Requirement: Output the entries in full and verbatim, pictures omitted.

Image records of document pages

↓

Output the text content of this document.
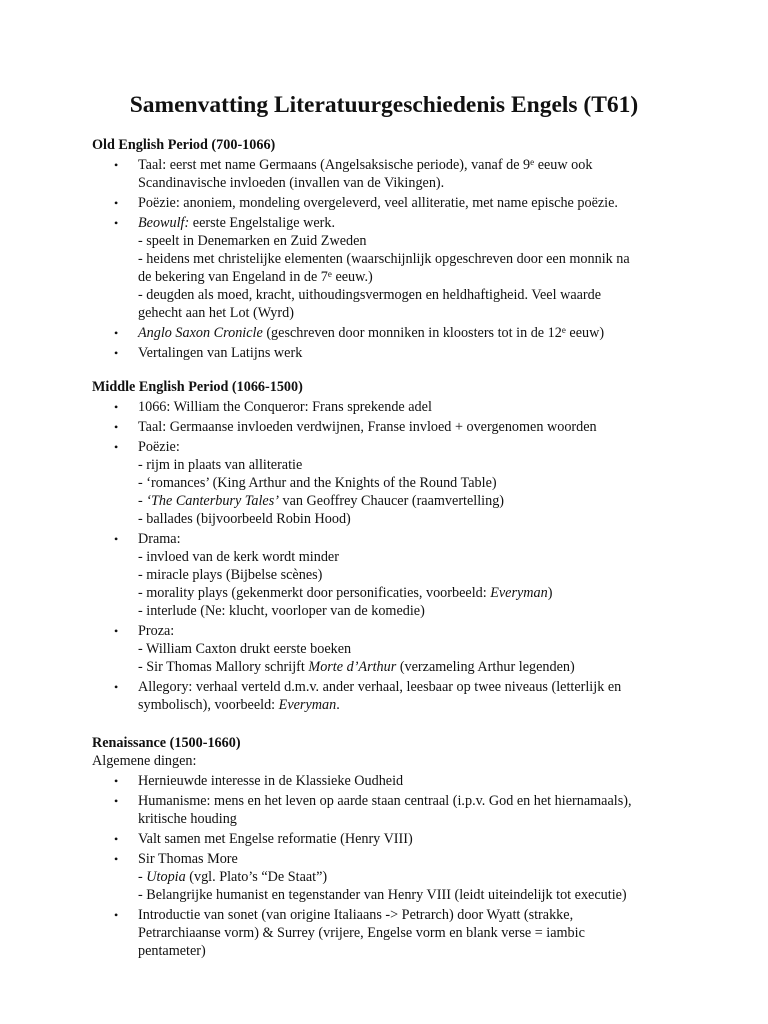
Samenvatting Literatuurgeschiedenis Engels (T61)
Old English Period (700-1066)
• Taal: eerst met name Germaans (Angelsaksische periode), vanaf de 9e eeuw ook
Scandinavische invloeden (invallen van de Vikingen).
• Poëzie: anoniem, mondeling overgeleverd, veel alliteratie, met name epische poëzie.
• Beowulf: eerste Engelstalige werk.
- speelt in Denemarken en Zuid Zweden
- heidens met christelijke elementen (waarschijnlijk opgeschreven door een monnik na
de bekering van Engeland in de 7e eeuw.)
- deugden als moed, kracht, uithoudingsvermogen en heldhaftigheid. Veel waarde
gehecht aan het Lot (Wyrd)
• Anglo Saxon Cronicle (geschreven door monniken in kloosters tot in de 12e eeuw)
• Vertalingen van Latijns werk
Middle English Period (1066-1500)
• 1066: William the Conqueror: Frans sprekende adel
• Taal: Germaanse invloeden verdwijnen, Franse invloed + overgenomen woorden
• Poëzie:
- rijm in plaats van alliteratie
- ‘romances’ (King Arthur and the Knights of the Round Table)
- ‘The Canterbury Tales’ van Geoffrey Chaucer (raamvertelling)
- ballades (bijvoorbeeld Robin Hood)
• Drama:
- invloed van de kerk wordt minder
- miracle plays (Bijbelse scènes)
- morality plays (gekenmerkt door personificaties, voorbeeld: Everyman)
- interlude (Ne: klucht, voorloper van de komedie)
• Proza:
- William Caxton drukt eerste boeken
- Sir Thomas Mallory schrijft Morte d’Arthur (verzameling Arthur legenden)
• Allegory: verhaal verteld d.m.v. ander verhaal, leesbaar op twee niveaus (letterlijk en
symbolisch), voorbeeld: Everyman.
Renaissance (1500-1660)
Algemene dingen:
• Hernieuwde interesse in de Klassieke Oudheid
• Humanisme: mens en het leven op aarde staan centraal (i.p.v. God en het hiernamaals),
kritische houding
• Valt samen met Engelse reformatie (Henry VIII)
• Sir Thomas More
- Utopia (vgl. Plato’s “De Staat”)
- Belangrijke humanist en tegenstander van Henry VIII (leidt uiteindelijk tot executie)
• Introductie van sonet (van origine Italiaans -> Petrarch) door Wyatt (strakke,
Petrarchiaanse vorm) & Surrey (vrijere, Engelse vorm en blank verse = iambic
pentameter)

↑

Expected answer:
Output the text content of this document.
Samenvatting Literatuurgeschiedenis Engels (T61)
Old English Period (700-1066)
• Taal: eerst met name Germaans (Angelsaksische periode), vanaf de 9e eeuw ook
Scandinavische invloeden (invallen van de Vikingen).
• Poëzie: anoniem, mondeling overgeleverd, veel alliteratie, met name epische poëzie.
• Beowulf: eerste Engelstalige werk.
- speelt in Denemarken en Zuid Zweden
- heidens met christelijke elementen (waarschijnlijk opgeschreven door een monnik na
de bekering van Engeland in de 7e eeuw.)
- deugden als moed, kracht, uithoudingsvermogen en heldhaftigheid. Veel waarde
gehecht aan het Lot (Wyrd)
• Anglo Saxon Cronicle (geschreven door monniken in kloosters tot in de 12e eeuw)
• Vertalingen van Latijns werk
Middle English Period (1066-1500)
• 1066: William the Conqueror: Frans sprekende adel
• Taal: Germaanse invloeden verdwijnen, Franse invloed + overgenomen woorden
• Poëzie:
- rijm in plaats van alliteratie
- ‘romances’ (King Arthur and the Knights of the Round Table)
- ‘The Canterbury Tales’ van Geoffrey Chaucer (raamvertelling)
- ballades (bijvoorbeeld Robin Hood)
• Drama:
- invloed van de kerk wordt minder
- miracle plays (Bijbelse scènes)
- morality plays (gekenmerkt door personificaties, voorbeeld: Everyman)
- interlude (Ne: klucht, voorloper van de komedie)
• Proza:
- William Caxton drukt eerste boeken
- Sir Thomas Mallory schrijft Morte d’Arthur (verzameling Arthur legenden)
• Allegory: verhaal verteld d.m.v. ander verhaal, leesbaar op twee niveaus (letterlijk en
symbolisch), voorbeeld: Everyman.
Renaissance (1500-1660)
Algemene dingen:
• Hernieuwde interesse in de Klassieke Oudheid
• Humanisme: mens en het leven op aarde staan centraal (i.p.v. God en het hiernamaals),
kritische houding
• Valt samen met Engelse reformatie (Henry VIII)
• Sir Thomas More
- Utopia (vgl. Plato’s “De Staat”)
- Belangrijke humanist en tegenstander van Henry VIII (leidt uiteindelijk tot executie)
• Introductie van sonet (van origine Italiaans -> Petrarch) door Wyatt (strakke,
Petrarchiaanse vorm) & Surrey (vrijere, Engelse vorm en blank verse = iambic
pentameter)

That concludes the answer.